Please retype the data in full and exactly; the pictures are not part of the copy.

# Provided entries:
────
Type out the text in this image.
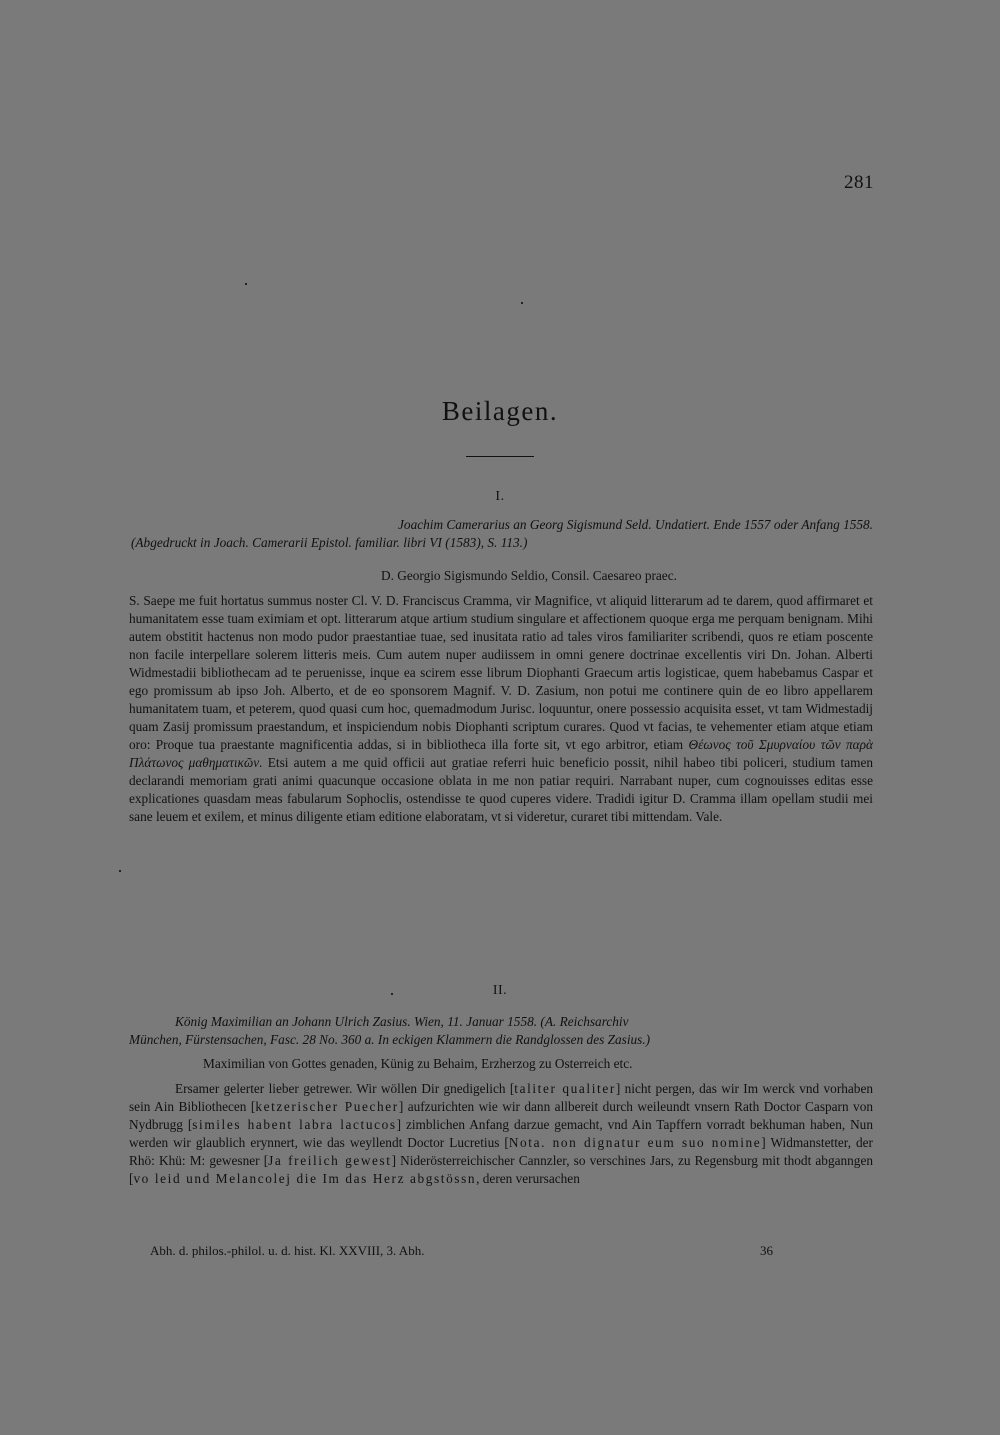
281
Beilagen.
I.
Joachim Camerarius an Georg Sigismund Seld. Undatiert. Ende 1557 oder Anfang 1558.
(Abgedruckt in Joach. Camerarii Epistol. familiar. libri VI (1583), S. 113.)
D. Georgio Sigismundo Seldio, Consil. Caesareo praec.
S. Saepe me fuit hortatus summus noster Cl. V. D. Franciscus Cramma, vir Magnifice, vt aliquid litterarum ad te darem, quod affirmaret et humanitatem esse tuam eximiam et opt. litterarum atque artium studium singulare et affectionem quoque erga me perquam benignam. Mihi autem obstitit hactenus non modo pudor praestantiae tuae, sed inusitata ratio ad tales viros familiariter scribendi, quos re etiam poscente non facile interpellare solerem litteris meis. Cum autem nuper audiissem in omni genere doctrinae excellentis viri Dn. Johan. Alberti Widmestadii bibliothecam ad te peruenisse, inque ea scirem esse librum Diophanti Graecum artis logisticae, quem habebamus Caspar et ego promissum ab ipso Joh. Alberto, et de eo sponsorem Magnif. V. D. Zasium, non potui me continere quin de eo libro appellarem humanitatem tuam, et peterem, quod quasi cum hoc, quemadmodum Jurisc. loquuntur, onere possessio acquisita esset, vt tam Widmestadij quam Zasij promissum praestandum, et inspiciendum nobis Diophanti scriptum curares. Quod vt facias, te vehementer etiam atque etiam oro: Proque tua praestante magnificentia addas, si in bibliotheca illa forte sit, vt ego arbitror, etiam Θέωνος τοῦ Σμυρναίου τῶν παρὰ Πλάτωνος μαθηματικῶν. Etsi autem a me quid officii aut gratiae referri huic beneficio possit, nihil habeo tibi policeri, studium tamen declarandi memoriam grati animi quacunque occasione oblata in me non patiar requiri. Narrabant nuper, cum cognouisses editas esse explicationes quasdam meas fabularum Sophoclis, ostendisse te quod cuperes videre. Tradidi igitur D. Cramma illam opellam studii mei sane leuem et exilem, et minus diligente etiam editione elaboratam, vt si videretur, curaret tibi mittendam. Vale.
II.
König Maximilian an Johann Ulrich Zasius. Wien, 11. Januar 1558. (A. Reichsarchiv
München, Fürstensachen, Fasc. 28 No. 360 a. In eckigen Klammern die Randglossen des Zasius.)
Maximilian von Gottes genaden, Künig zu Behaim, Erzherzog zu Osterreich etc.
Ersamer gelerter lieber getrewer. Wir wöllen Dir gnedigelich [taliter qualiter] nicht pergen, das wir Im werck vnd vorhaben sein Ain Bibliothecen [ketzerischer Puecher] aufzurichten wie wir dann allbereit durch weileundt vnsern Rath Doctor Casparn von Nydbrugg [similes habent labra lactucos] zimblichen Anfang darzue gemacht, vnd Ain Tapffern vorradt bekhuman haben, Nun werden wir glaublich erynnert, wie das weyllendt Doctor Lucretius [Nota. non dignatur eum suo nomine] Widmanstetter, der Rhö: Khü: M: gewesner [Ja freilich gewest] Niderösterreichischer Cannzler, so verschines Jars, zu Regensburg mit thodt abganngen [vo leid und Melancolej die Im das Herz abgstössn, deren verursachen
Abh. d. philos.-philol. u. d. hist. Kl. XXVIII, 3. Abh.	36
────
# Written answer:
Type out the text in this image.
281
Beilagen.
I.
Joachim Camerarius an Georg Sigismund Seld. Undatiert. Ende 1557 oder Anfang 1558.
(Abgedruckt in Joach. Camerarii Epistol. familiar. libri VI (1583), S. 113.)
D. Georgio Sigismundo Seldio, Consil. Caesareo praec.
S. Saepe me fuit hortatus summus noster Cl. V. D. Franciscus Cramma, vir Magnifice, vt aliquid litterarum ad te darem, quod affirmaret et humanitatem esse tuam eximiam et opt. litterarum atque artium studium singulare et affectionem quoque erga me perquam benignam. Mihi autem obstitit hactenus non modo pudor praestantiae tuae, sed inusitata ratio ad tales viros familiariter scribendi, quos re etiam poscente non facile interpellare solerem litteris meis. Cum autem nuper audiissem in omni genere doctrinae excellentis viri Dn. Johan. Alberti Widmestadii bibliothecam ad te peruenisse, inque ea scirem esse librum Diophanti Graecum artis logisticae, quem habebamus Caspar et ego promissum ab ipso Joh. Alberto, et de eo sponsorem Magnif. V. D. Zasium, non potui me continere quin de eo libro appellarem humanitatem tuam, et peterem, quod quasi cum hoc, quemadmodum Jurisc. loquuntur, onere possessio acquisita esset, vt tam Widmestadij quam Zasij promissum praestandum, et inspiciendum nobis Diophanti scriptum curares. Quod vt facias, te vehementer etiam atque etiam oro: Proque tua praestante magnificentia addas, si in bibliotheca illa forte sit, vt ego arbitror, etiam Θέωνος τοῦ Σμυρναίου τῶν παρὰ Πλάτωνος μαθηματικῶν. Etsi autem a me quid officii aut gratiae referri huic beneficio possit, nihil habeo tibi policeri, studium tamen declarandi memoriam grati animi quacunque occasione oblata in me non patiar requiri. Narrabant nuper, cum cognouisses editas esse explicationes quasdam meas fabularum Sophoclis, ostendisse te quod cuperes videre. Tradidi igitur D. Cramma illam opellam studii mei sane leuem et exilem, et minus diligente etiam editione elaboratam, vt si videretur, curaret tibi mittendam. Vale.
II.
König Maximilian an Johann Ulrich Zasius. Wien, 11. Januar 1558. (A. Reichsarchiv
München, Fürstensachen, Fasc. 28 No. 360 a. In eckigen Klammern die Randglossen des Zasius.)
Maximilian von Gottes genaden, Künig zu Behaim, Erzherzog zu Osterreich etc.
Ersamer gelerter lieber getrewer. Wir wöllen Dir gnedigelich [taliter qualiter] nicht pergen, das wir Im werck vnd vorhaben sein Ain Bibliothecen [ketzerischer Puecher] aufzurichten wie wir dann allbereit durch weileundt vnsern Rath Doctor Casparn von Nydbrugg [similes habent labra lactucos] zimblichen Anfang darzue gemacht, vnd Ain Tapffern vorradt bekhuman haben, Nun werden wir glaublich erynnert, wie das weyllendt Doctor Lucretius [Nota. non dignatur eum suo nomine] Widmanstetter, der Rhö: Khü: M: gewesner [Ja freilich gewest] Niderösterreichischer Cannzler, so verschines Jars, zu Regensburg mit thodt abganngen [vo leid und Melancolej die Im das Herz abgstössn, deren verursachen
Abh. d. philos.-philol. u. d. hist. Kl. XXVIII, 3. Abh.	36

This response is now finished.